Required task A:
Return the passage from the note on superclass constraints starting with "-- equivalently" and going on through "must be False.", copied word for word.
Required task B:
In the note on superclass constraints, the Boolean And rules "can't be a function." Using only the note, explain why in one to three sentences.
Required task C:
Write what comes next in the note on superclass constraints, picking up after its last sentence.

Page:
▬▬▬▬▬▬▬▬▬▬

Expressive Power of SuperClass Constraints

Superclass constraints are not subject to the Paterson conditions. That is, superclass constraints can be written that are not permitted as instance constraints.

  • (Superclass constraints are required to be non-cyclic, which ensures they're terminating.)
  • (Instance constraints can be more liberal than the Paterson and Coverage Conditions with UndecidableInstances; but then might not be terminating.)

These constraints are valid SuperClass, but not per (decidable) Instance:

class (F a b ~ b) => C a b ...
-- equivalently
class (D a b b) => C a b ...

Sometimes even though you have a type function, you can use knowledge of the result to 'improve' the parameters -- that is, a limited form of injectivity.

  • The classic case is adding type-level Naturals.
    • If you know the result and one param, you can infer the other param.
  • Maybe even type-level Boolean And:
    • if the result is True, so must be the params.
    • if the result is False, and you know one param is True, the other must be False.
    • but that can't be a function, because if the result is False,
      and you know one param is False, that tells nothing about the other param.

▬▬▬▬▬▬▬▬▬▬

Entries provided:
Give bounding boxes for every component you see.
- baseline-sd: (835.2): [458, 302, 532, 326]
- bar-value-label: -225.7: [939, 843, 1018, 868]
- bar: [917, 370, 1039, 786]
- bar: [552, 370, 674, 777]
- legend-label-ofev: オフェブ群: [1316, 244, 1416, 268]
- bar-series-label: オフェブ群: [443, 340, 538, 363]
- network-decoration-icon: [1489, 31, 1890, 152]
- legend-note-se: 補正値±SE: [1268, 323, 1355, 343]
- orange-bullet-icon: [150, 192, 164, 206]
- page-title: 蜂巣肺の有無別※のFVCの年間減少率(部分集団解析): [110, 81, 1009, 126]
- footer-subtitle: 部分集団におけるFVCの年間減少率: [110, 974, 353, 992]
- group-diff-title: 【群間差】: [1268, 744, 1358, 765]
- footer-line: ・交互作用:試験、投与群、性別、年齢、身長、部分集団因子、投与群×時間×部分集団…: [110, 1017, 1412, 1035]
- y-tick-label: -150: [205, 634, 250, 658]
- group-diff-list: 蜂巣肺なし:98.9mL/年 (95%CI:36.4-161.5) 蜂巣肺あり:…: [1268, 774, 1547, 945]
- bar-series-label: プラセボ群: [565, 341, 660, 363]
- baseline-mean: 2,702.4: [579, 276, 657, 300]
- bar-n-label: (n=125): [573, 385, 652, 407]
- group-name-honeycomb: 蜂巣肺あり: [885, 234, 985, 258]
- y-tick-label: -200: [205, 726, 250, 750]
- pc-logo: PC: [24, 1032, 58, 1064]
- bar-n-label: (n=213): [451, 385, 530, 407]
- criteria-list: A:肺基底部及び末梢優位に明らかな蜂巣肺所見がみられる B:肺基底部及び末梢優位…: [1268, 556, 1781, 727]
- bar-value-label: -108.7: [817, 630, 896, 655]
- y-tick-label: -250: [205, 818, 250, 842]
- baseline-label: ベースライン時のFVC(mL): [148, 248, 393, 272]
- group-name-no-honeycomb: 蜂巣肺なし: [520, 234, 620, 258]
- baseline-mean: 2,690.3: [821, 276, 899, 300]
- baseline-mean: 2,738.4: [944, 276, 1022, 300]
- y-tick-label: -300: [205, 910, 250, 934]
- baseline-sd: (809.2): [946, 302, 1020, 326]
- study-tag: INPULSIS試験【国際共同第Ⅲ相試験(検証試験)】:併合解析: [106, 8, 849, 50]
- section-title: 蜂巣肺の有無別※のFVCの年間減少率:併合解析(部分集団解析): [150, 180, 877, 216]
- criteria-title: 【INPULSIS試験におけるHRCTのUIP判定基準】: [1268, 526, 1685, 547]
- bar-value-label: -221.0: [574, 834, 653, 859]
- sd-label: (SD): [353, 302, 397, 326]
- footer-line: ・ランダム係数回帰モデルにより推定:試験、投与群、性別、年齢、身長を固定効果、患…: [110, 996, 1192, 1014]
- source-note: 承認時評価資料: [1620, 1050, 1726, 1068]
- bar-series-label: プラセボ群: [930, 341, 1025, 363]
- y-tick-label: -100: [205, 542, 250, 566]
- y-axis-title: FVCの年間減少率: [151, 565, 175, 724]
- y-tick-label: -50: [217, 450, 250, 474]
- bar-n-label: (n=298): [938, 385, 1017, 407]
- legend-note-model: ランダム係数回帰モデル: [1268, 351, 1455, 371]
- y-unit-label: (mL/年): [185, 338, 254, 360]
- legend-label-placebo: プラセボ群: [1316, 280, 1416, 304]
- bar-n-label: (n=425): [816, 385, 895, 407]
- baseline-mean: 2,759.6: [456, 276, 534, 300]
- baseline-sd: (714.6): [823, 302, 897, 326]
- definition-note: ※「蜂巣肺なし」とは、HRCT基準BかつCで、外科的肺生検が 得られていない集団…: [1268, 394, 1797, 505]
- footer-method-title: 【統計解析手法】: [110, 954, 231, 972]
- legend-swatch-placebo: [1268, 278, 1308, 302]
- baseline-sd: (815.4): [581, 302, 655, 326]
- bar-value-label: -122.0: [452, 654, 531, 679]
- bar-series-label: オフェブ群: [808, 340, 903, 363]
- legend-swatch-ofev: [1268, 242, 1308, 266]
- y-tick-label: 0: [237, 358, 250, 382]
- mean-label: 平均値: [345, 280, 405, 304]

▬▬▬▬▬▬▬▬▬▬

Exercise answer A:
-- equivalently
class (D a b b) => C a b ...

Sometimes even though you have a type function, you can use knowledge of the result to 'improve' the parameters -- that is, a limited form of injectivity.

  • The classic case is adding type-level Naturals.
    • If you know the result and one param, you can infer the other param.
  • Maybe even type-level Boolean And:
    • if the result is True, so must be the params.
    • if the result is False, and you know one param is True, the other must be False.

Exercise answer B:
The note gives the case where the result is False and one parameter is known to be False. That tells nothing about the other parameter, so the rules can't be a function.

Exercise answer C:
--ghc 7.10, using EmptyDataDecls as Type Booleans, rather than using DataKinds

{-# LANGUAGE   MultiParamTypeClasses, TypeFamilies, FunctionalDependencies, 
               EmptyDataDecls, FlexibleInstances   #-}

data TTrue; data TFalse
class (F1 a b ~ c, F1 b a ~ c, F3 a b c ~ b, F3 b a c ~ a)
   => TAnd a b c  where
  tAnd :: a -> b -> c
  tAnd _ _ = undefined

{-  those F3 constraints are accepted,
    even though Type family application no smaller than class Head

instance (F1 a b ~ c, F1 b a ~ c, F3 a b c ~ b, F3 b a c ~ a)
      => TAnd a b c  where     -- (need to repeat the constraints on the instance)
     tAnd _ _ = undefined

type family F1 a b
type instance F1 TTrue b = b
type instance F1 TFalse b = TFalse
type family F3 a b c
type instance F3 a b TTrue = TTrue
type instance F3 TTrue b TFalse = TFalse
type instance F3 TFalse b TFalse = b         -- can't improve b

Functional dependency-like behaviour through superclass constraints

There's an idiom that's briefly mentioned in the User Guide under Equality constraints, but is more general and more powerful.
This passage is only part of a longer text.